*Do this*
From the listing below, pull each line that includes "name".

*Provided data*
══════════

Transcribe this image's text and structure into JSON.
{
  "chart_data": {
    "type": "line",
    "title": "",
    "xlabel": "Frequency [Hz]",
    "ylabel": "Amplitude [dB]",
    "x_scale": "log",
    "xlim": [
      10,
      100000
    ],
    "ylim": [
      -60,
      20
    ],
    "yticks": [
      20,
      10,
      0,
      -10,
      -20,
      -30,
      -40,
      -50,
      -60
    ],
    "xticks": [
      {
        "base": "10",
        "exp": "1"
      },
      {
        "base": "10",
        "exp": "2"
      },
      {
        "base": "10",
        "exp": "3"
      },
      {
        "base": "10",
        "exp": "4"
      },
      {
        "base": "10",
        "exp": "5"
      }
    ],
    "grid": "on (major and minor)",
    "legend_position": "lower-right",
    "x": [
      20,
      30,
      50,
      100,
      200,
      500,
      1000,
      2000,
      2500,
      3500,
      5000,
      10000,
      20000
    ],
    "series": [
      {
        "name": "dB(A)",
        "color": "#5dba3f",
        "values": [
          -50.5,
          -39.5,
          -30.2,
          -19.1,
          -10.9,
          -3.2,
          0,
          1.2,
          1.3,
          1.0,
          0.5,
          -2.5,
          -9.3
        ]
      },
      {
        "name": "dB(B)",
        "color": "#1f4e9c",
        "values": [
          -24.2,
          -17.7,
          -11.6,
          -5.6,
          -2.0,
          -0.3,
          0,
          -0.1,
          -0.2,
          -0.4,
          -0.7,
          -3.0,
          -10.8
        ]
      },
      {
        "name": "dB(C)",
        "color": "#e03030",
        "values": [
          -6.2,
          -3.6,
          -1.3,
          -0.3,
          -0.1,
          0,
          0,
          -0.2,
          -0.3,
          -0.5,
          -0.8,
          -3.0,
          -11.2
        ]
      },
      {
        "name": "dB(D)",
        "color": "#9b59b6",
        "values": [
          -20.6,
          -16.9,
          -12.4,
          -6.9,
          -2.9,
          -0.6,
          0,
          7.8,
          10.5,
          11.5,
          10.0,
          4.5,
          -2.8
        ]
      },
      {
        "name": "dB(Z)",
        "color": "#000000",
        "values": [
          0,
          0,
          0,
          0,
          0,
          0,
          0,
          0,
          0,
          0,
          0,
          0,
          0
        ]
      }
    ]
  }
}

══════════

*Task response*
        "name": "dB(A)",
        "name": "dB(B)",
        "name": "dB(C)",
        "name": "dB(D)",
        "name": "dB(Z)",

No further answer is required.